Entries taken from a collection:
┌──

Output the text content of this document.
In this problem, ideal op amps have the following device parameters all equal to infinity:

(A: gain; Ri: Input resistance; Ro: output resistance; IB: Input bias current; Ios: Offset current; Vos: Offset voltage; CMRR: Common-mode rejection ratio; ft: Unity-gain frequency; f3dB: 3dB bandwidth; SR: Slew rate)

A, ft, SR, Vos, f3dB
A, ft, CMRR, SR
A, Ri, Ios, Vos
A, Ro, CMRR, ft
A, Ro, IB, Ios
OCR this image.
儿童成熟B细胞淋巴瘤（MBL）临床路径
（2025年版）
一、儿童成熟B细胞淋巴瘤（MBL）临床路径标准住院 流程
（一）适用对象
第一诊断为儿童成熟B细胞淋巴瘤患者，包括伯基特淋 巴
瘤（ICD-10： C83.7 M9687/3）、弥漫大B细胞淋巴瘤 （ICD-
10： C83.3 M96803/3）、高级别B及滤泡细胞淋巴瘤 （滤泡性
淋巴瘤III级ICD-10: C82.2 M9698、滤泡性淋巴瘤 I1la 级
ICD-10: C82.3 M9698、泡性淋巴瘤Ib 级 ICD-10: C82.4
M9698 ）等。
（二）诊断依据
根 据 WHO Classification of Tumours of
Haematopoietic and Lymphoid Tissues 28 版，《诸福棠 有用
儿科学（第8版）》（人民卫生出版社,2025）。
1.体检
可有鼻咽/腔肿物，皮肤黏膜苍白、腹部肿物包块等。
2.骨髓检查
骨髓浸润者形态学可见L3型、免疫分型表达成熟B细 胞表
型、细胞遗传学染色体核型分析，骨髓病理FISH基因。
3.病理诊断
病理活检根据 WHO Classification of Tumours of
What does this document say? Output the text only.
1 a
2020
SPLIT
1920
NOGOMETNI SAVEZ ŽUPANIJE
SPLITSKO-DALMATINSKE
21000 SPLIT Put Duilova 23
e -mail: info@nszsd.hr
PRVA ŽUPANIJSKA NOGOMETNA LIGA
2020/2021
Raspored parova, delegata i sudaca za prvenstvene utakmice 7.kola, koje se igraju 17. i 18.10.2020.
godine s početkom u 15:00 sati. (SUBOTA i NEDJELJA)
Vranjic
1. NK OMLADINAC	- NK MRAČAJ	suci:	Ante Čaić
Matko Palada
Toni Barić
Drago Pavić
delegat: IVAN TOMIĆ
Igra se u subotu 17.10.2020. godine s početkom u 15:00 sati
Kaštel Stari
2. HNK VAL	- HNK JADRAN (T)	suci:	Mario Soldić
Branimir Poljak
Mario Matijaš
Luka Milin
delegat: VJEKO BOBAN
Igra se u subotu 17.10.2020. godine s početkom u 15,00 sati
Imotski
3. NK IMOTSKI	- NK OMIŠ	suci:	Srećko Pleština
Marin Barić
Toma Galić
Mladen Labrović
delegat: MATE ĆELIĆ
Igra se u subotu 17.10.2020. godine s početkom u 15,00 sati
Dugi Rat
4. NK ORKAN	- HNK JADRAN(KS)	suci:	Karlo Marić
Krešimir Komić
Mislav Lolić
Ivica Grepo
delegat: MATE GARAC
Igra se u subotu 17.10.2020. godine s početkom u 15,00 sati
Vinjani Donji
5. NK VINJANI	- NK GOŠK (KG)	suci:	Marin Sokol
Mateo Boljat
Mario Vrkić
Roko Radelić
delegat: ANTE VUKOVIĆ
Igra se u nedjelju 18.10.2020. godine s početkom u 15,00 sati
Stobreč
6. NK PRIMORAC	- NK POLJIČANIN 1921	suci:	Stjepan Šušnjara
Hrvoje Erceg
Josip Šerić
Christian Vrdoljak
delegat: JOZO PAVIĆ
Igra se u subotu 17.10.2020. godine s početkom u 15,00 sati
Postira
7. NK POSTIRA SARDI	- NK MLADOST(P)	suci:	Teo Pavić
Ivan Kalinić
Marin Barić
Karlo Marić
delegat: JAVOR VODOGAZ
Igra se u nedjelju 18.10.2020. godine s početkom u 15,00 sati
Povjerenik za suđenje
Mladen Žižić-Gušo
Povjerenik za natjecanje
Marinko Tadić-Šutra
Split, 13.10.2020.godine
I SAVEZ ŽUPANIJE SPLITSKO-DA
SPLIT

└──

Write out every line of the material again, exactly as it reads.

### COMPLETED EXERCISE
Output the text content of this document.
In this problem, ideal op amps have the following device parameters all equal to infinity:

(A: gain; Ri: Input resistance; Ro: output resistance; IB: Input bias current; Ios: Offset current; Vos: Offset voltage; CMRR: Common-mode rejection ratio; ft: Unity-gain frequency; f3dB: 3dB bandwidth; SR: Slew rate)

A, ft, SR, Vos, f3dB
A, ft, CMRR, SR
A, Ri, Ios, Vos
A, Ro, CMRR, ft
A, Ro, IB, Ios
OCR this image.
儿童成熟B细胞淋巴瘤（MBL）临床路径
（2025年版）
一、儿童成熟B细胞淋巴瘤（MBL）临床路径标准住院 流程
（一）适用对象
第一诊断为儿童成熟B细胞淋巴瘤患者，包括伯基特淋 巴
瘤（ICD-10： C83.7 M9687/3）、弥漫大B细胞淋巴瘤 （ICD-
10： C83.3 M96803/3）、高级别B及滤泡细胞淋巴瘤 （滤泡性
淋巴瘤III级ICD-10: C82.2 M9698、滤泡性淋巴瘤 I1la 级
ICD-10: C82.3 M9698、泡性淋巴瘤Ib 级 ICD-10: C82.4
M9698 ）等。
（二）诊断依据
根 据 WHO Classification of Tumours of
Haematopoietic and Lymphoid Tissues 28 版，《诸福棠 有用
儿科学（第8版）》（人民卫生出版社,2025）。
1.体检
可有鼻咽/腔肿物，皮肤黏膜苍白、腹部肿物包块等。
2.骨髓检查
骨髓浸润者形态学可见L3型、免疫分型表达成熟B细 胞表
型、细胞遗传学染色体核型分析，骨髓病理FISH基因。
3.病理诊断
病理活检根据 WHO Classification of Tumours of
What does this document say? Output the text only.
1 a
2020
SPLIT
1920
NOGOMETNI SAVEZ ŽUPANIJE
SPLITSKO-DALMATINSKE
21000 SPLIT Put Duilova 23
e -mail: info@nszsd.hr
PRVA ŽUPANIJSKA NOGOMETNA LIGA
2020/2021
Raspored parova, delegata i sudaca za prvenstvene utakmice 7.kola, koje se igraju 17. i 18.10.2020.
godine s početkom u 15:00 sati. (SUBOTA i NEDJELJA)
Vranjic
1. NK OMLADINAC	- NK MRAČAJ	suci:	Ante Čaić
Matko Palada
Toni Barić
Drago Pavić
delegat: IVAN TOMIĆ
Igra se u subotu 17.10.2020. godine s početkom u 15:00 sati
Kaštel Stari
2. HNK VAL	- HNK JADRAN (T)	suci:	Mario Soldić
Branimir Poljak
Mario Matijaš
Luka Milin
delegat: VJEKO BOBAN
Igra se u subotu 17.10.2020. godine s početkom u 15,00 sati
Imotski
3. NK IMOTSKI	- NK OMIŠ	suci:	Srećko Pleština
Marin Barić
Toma Galić
Mladen Labrović
delegat: MATE ĆELIĆ
Igra se u subotu 17.10.2020. godine s početkom u 15,00 sati
Dugi Rat
4. NK ORKAN	- HNK JADRAN(KS)	suci:	Karlo Marić
Krešimir Komić
Mislav Lolić
Ivica Grepo
delegat: MATE GARAC
Igra se u subotu 17.10.2020. godine s početkom u 15,00 sati
Vinjani Donji
5. NK VINJANI	- NK GOŠK (KG)	suci:	Marin Sokol
Mateo Boljat
Mario Vrkić
Roko Radelić
delegat: ANTE VUKOVIĆ
Igra se u nedjelju 18.10.2020. godine s početkom u 15,00 sati
Stobreč
6. NK PRIMORAC	- NK POLJIČANIN 1921	suci:	Stjepan Šušnjara
Hrvoje Erceg
Josip Šerić
Christian Vrdoljak
delegat: JOZO PAVIĆ
Igra se u subotu 17.10.2020. godine s početkom u 15,00 sati
Postira
7. NK POSTIRA SARDI	- NK MLADOST(P)	suci:	Teo Pavić
Ivan Kalinić
Marin Barić
Karlo Marić
delegat: JAVOR VODOGAZ
Igra se u nedjelju 18.10.2020. godine s početkom u 15,00 sati
Povjerenik za suđenje
Mladen Žižić-Gušo
Povjerenik za natjecanje
Marinko Tadić-Šutra
Split, 13.10.2020.godine
I SAVEZ ŽUPANIJE SPLITSKO-DA
SPLIT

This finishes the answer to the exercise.